**DIRECTIVE 1:**
In the passage on Cambrian and Paleozoic rocks, reproduce the text starting with "In Cairnes's description" and going on through "and dolomitic rocks.".
**DIRECTIVE 2:**
In the passage on Cambrian and Paleozoic rocks, how far from the red beds does the Tindir group lie, and in which direction?
**DIRECTIVE 3:**
Continue the passage on Cambrian and Paleozoic rocks from where it stops.

*** SOURCE EXCERPT ***

These structural uncertainties and the lack of fossils make it difficult to assign definite age labels in the explanation that accompanies the map. If a continuous sedimentary sequence exists, all three of these formations are probably of Cambrian age; but if, as thought by Cairnes, an unconformity exists at the base of the Middle Cambrian limestone, it is easy to conceive that the two lower formations are of pre-Cambrian age. This uncertainty has been registered on the map in the designation "Middle Cambrian or older" for the limestone-argillite formation, and by the designation "Lower (?) Cambrian or pre-Cambrian” for the red beds. The interrogation point in the expression “ Lower (?) Cambrian or pre-Cambrian” is intended to indicate the possibility that the red beds may be of Middle Cambrian age.
So far as correlation with other rocks is concerned little can be said, for Cambrian rocks have not been recognized in Alaska except along the international boundary. No rocks that are lithologically exactly similar in interior Alaska have been described, irrespective of geologic age. The nearest lithologic counterpart consists of certain red slates and phyllites and associated arkosic rocks that constitute a part of the Tatalina group, in the Fairbanks quadrangle. The Tatalina group lies stratigraphically between rocks of Middle Ordovician and pre-Cambrian age, and therefore this correlation seems a possible interpretation.
In Cairnes's description of the lithology of the Tindir group, which he assigned to the Lower Cambrian or pre-Cambrian (see extract, p. 22), he mentions the high hematitic content of some of the Tindir shales and quartzites. This is most suggestive and leads to the inference that these red beds will ultimately be found to be a part of the Tindir sequence. The geographic position of the Tindir group, which lies along the strike and 8 miles to the north of the red beds here described, may be taken as corroborative evidence of this correlation.
UNDIFFERENTIATED PALEOZOIC ROCKS
The undifferentiated Paleozoic rocks have been divided for cartographic purposes into two groups, of which one includes all the dominantly noncalcareous rocks and the other includes essentially the calcareous and dolomitic rocks.
The dominantly noncalcareous undifferentiated Paleozoic rocks are found chiefly in the valley of Slate Creek, a tributary of the North Fork of Fortymile River; in the headwaters of the Charley and Salcha Rivers; in a zone extending from the head of the Seventyinile River to the southeast corner of this district; in a bifurcated belt that extends eastward from Thanksgiving Creek to Washington Creek and northwestward into the Crazy Mountains, south of Circle; along the international boundary in an irregular zone that extends from the valley of the Tatonduk River northward to Hard Luck Creek. Some smaller areas included with this group of rocks are a small belt of slate-quartzite rocks that crops out along the north bank of the Yukon above Eagle and extends southeastward up the Yukon Valley; certain areas on the north side of the Yukon below Calico Bluff; and a belt extending along the south bank of the Yukon from Fourth of July Creek downstream intermittently to Glenn Creek. The group that extends southeastward from the head of the Seventymile River continues up the Yukon River beyond the limits of the area shown on the accompanying map in the direction of Fortymile and comprises some of the rocks included by Cairnes 28 as part of his pre-Cambrian or Yukon group. The reassignment of these rocks from pre-Cambrian to undifferentiated Paleozoic is made on the basis of their lithology and of certain fossils found in them.

*** INFORMATION SUPPLIED ***

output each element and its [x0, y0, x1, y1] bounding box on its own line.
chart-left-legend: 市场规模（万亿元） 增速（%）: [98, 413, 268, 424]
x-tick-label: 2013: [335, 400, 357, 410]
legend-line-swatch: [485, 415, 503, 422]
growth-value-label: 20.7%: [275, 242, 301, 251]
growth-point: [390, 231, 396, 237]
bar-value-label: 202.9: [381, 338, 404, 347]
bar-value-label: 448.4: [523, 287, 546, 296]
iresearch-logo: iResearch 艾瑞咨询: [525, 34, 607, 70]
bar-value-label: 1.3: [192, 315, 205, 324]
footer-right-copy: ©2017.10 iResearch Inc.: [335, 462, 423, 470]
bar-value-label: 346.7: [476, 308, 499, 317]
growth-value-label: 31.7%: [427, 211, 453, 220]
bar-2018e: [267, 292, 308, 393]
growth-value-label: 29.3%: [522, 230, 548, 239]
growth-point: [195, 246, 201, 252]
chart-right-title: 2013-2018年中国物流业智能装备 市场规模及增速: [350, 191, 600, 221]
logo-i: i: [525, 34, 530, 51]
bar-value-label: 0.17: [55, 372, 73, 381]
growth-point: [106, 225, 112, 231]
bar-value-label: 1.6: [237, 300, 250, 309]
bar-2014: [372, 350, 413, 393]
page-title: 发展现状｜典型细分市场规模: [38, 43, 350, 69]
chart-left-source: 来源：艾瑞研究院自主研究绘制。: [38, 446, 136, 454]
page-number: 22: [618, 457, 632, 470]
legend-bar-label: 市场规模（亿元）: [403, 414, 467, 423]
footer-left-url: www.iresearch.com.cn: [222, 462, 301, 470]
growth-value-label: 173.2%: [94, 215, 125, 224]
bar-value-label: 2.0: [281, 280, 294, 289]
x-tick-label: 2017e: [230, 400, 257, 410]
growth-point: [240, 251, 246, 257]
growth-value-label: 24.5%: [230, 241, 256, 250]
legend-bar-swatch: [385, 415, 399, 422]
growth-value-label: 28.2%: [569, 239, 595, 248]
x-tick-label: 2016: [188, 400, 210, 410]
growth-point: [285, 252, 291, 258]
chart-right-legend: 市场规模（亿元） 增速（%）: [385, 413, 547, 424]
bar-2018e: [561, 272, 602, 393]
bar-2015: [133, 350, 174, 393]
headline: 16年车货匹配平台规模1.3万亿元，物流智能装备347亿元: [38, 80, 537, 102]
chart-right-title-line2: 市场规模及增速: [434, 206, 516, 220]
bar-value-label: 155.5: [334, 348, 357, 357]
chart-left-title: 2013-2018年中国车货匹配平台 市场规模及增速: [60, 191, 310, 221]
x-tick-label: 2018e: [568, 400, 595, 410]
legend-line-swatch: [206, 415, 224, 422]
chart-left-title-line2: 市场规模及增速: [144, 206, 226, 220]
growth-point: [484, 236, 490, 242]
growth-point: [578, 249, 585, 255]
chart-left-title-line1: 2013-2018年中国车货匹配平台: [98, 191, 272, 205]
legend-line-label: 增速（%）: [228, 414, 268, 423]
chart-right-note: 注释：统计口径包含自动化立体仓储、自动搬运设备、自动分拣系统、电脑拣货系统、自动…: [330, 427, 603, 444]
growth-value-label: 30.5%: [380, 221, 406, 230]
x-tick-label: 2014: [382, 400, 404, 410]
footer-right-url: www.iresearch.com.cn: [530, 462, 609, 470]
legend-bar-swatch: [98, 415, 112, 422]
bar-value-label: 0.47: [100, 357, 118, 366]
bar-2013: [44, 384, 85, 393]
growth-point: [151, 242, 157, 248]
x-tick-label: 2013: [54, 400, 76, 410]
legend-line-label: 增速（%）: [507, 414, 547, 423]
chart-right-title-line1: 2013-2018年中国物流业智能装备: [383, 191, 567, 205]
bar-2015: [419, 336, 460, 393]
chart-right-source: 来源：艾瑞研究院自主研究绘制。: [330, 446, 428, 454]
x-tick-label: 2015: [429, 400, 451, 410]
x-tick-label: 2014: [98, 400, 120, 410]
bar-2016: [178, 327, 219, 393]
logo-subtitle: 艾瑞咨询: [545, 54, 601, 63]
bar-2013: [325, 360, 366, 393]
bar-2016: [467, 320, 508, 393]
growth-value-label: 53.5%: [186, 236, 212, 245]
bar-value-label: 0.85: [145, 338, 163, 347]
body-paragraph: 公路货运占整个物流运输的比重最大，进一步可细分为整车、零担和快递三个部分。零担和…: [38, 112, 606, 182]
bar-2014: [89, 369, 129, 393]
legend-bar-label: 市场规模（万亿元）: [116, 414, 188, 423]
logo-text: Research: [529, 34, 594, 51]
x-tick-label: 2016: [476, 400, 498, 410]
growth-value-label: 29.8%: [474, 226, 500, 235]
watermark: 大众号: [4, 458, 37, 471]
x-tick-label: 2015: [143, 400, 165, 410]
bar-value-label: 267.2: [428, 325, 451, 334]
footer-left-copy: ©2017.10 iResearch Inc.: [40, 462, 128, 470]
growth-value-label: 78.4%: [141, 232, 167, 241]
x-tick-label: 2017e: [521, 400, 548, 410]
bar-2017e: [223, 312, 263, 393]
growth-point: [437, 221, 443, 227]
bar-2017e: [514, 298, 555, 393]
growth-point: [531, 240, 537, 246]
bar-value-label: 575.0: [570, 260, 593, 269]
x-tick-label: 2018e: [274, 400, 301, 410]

***

**WRITTEN RESPONSE 1:**
In Cairnes's description of the lithology of the Tindir group, which he assigned to the Lower Cambrian or pre-Cambrian (see extract, p. 22), he mentions the high hematitic content of some of the Tindir shales and quartzites. This is most suggestive and leads to the inference that these red beds will ultimately be found to be a part of the Tindir sequence. The geographic position of the Tindir group, which lies along the strike and 8 miles to the north of the red beds here described, may be taken as corroborative evidence of this correlation.
UNDIFFERENTIATED PALEOZOIC ROCKS
The undifferentiated Paleozoic rocks have been divided for cartographic purposes into two groups, of which one includes all the dominantly noncalcareous rocks and the other includes essentially the calcareous and dolomitic rocks.

**WRITTEN RESPONSE 2:**
It lies 8 miles to the north of the red beds, along the strike.

**WRITTEN RESPONSE 3:**
The undifferentiated calcareous and dolomitic rocks of the Paleozoic, because of their striking lithologic differences from the other undifferentiated Paleozoic rocks, are shown by a separate pattern on the accompanying geologic map. They occur chiefly as follows: A limestone belt crops out along the international boundary midway between Eagle Creek and the Yukon and continues southeastward up the Yukon Valley and northwestward from Eagle up the north side of Mission Creek; two great masses of limestone and dolomite are found along the international boundary, one cropping out in the valley of the Tatonduk River and extending northward to Hard Luck Creek, the other extending from Cathedral Creek northward almost to Ettrain Creek; a belt of limestone lies northwest of Nation, extending from Spring Creek northwestward across Bull Creek to Logan Creek; a small wedge of limestone crosses Woodchopper Creek about 3 miles from its mouth.
* Cairnes, D. D., op. cit., map 140A.
Paleozoic rocks of many types are here grouped together for convenience in mapping; some whose age has been demonstrated or for which separate delineation could be made on the basis of pronounced lithologic differences will be found separately listed elsewhere in this report. This grouping of rocks of diverse age and lithologic character has been rendered necessary for several reasons. First, little detailed work has been done in the Circle and Fortymile quadrangles, and practically nothing but exploratory mapping has been attempted as yet away from the Yukon River. Second, the undifferentiated Paleozoic rocks south of the Yukon have proved particularly difficult to subdivide into groups or formations because they are more than ordinarily metamorphosed and because they contain apparently none of the easily recognized horizon markers, such as the Skajit (Silurian) limestone of northern Alaska or its counterpart as seen in the White Mountains of the Fairbanks quadrangle. Finally, along the international boundary, where all the systems of the Paleozoic appear to be represented, as indicated by numerous fossil collections, Cairnes was unable, in the time available for the boundary survey, to differentiate and map them separately.
The differences in the Paleozoic section north and south of the Yukon in this longitude bring to mind another fact that is only beginning to be appreciated in the geology of interior Alaska-name. ly, that no one district appears to present a complete sequence of Paleozoic rocks. The Cambrian limestone, for example, is so conspicuous that it could scarcely have been missed, even in reconnaissance work. Yet no limestone corresponding to it has yet been seen south of the Yukon. Again, the Silurian limestone, which forms one of the most conspicuous horizon markers of northern Alaska and is almost as prominent in the Fairbanks quadrangle, is nevertheless not typically developed in the Circle and Fortymile quadrangles nor along the Yukon, although both older and younger formations that adjoin it elsewhere are here present. Still other examples might be cited. It is therefore becoming increasingly apparent that a complete Paleozoic section will be finally obtained only by piecing together the fragmental sections from all of interior Alaska, and the result will be a far greater thickness of rocks than has been formerly supposed.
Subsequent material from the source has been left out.